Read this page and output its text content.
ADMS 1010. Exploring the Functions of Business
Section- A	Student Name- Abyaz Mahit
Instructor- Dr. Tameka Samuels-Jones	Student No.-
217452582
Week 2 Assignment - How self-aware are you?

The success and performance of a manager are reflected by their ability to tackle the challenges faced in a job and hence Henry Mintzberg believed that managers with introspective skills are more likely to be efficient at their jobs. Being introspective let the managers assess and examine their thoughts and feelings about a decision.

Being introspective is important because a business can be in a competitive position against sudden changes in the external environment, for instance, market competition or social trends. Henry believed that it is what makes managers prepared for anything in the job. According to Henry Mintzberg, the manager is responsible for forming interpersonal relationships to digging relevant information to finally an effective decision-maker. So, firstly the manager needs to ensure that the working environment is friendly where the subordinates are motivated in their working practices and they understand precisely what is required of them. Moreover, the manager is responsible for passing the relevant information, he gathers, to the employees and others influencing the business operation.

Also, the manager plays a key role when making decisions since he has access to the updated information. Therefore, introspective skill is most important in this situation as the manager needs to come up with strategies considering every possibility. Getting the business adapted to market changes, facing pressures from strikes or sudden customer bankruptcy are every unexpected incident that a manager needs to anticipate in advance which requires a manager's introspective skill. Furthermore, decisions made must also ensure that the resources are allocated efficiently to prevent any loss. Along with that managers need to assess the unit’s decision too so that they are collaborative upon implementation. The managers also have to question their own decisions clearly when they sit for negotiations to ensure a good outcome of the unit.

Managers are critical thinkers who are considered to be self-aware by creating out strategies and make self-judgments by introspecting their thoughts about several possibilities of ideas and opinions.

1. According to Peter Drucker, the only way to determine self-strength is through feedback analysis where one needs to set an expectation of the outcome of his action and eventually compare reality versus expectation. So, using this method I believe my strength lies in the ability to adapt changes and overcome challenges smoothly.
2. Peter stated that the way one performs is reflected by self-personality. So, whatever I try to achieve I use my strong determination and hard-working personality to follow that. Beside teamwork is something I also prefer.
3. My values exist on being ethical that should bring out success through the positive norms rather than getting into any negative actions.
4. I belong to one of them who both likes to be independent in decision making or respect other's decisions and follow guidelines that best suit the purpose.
+ + + +
:: Aim of the task ::
Can you give every line above again, exactly as written?

:: Reply ::
Read this page and output its text content.
ADMS 1010. Exploring the Functions of Business
Section- A	Student Name- Abyaz Mahit
Instructor- Dr. Tameka Samuels-Jones	Student No.-
217452582
Week 2 Assignment - How self-aware are you?

The success and performance of a manager are reflected by their ability to tackle the challenges faced in a job and hence Henry Mintzberg believed that managers with introspective skills are more likely to be efficient at their jobs. Being introspective let the managers assess and examine their thoughts and feelings about a decision.

Being introspective is important because a business can be in a competitive position against sudden changes in the external environment, for instance, market competition or social trends. Henry believed that it is what makes managers prepared for anything in the job. According to Henry Mintzberg, the manager is responsible for forming interpersonal relationships to digging relevant information to finally an effective decision-maker. So, firstly the manager needs to ensure that the working environment is friendly where the subordinates are motivated in their working practices and they understand precisely what is required of them. Moreover, the manager is responsible for passing the relevant information, he gathers, to the employees and others influencing the business operation.

Also, the manager plays a key role when making decisions since he has access to the updated information. Therefore, introspective skill is most important in this situation as the manager needs to come up with strategies considering every possibility. Getting the business adapted to market changes, facing pressures from strikes or sudden customer bankruptcy are every unexpected incident that a manager needs to anticipate in advance which requires a manager's introspective skill. Furthermore, decisions made must also ensure that the resources are allocated efficiently to prevent any loss. Along with that managers need to assess the unit’s decision too so that they are collaborative upon implementation. The managers also have to question their own decisions clearly when they sit for negotiations to ensure a good outcome of the unit.

Managers are critical thinkers who are considered to be self-aware by creating out strategies and make self-judgments by introspecting their thoughts about several possibilities of ideas and opinions.

1. According to Peter Drucker, the only way to determine self-strength is through feedback analysis where one needs to set an expectation of the outcome of his action and eventually compare reality versus expectation. So, using this method I believe my strength lies in the ability to adapt changes and overcome challenges smoothly.
2. Peter stated that the way one performs is reflected by self-personality. So, whatever I try to achieve I use my strong determination and hard-working personality to follow that. Beside teamwork is something I also prefer.
3. My values exist on being ethical that should bring out success through the positive norms rather than getting into any negative actions.
4. I belong to one of them who both likes to be independent in decision making or respect other's decisions and follow guidelines that best suit the purpose.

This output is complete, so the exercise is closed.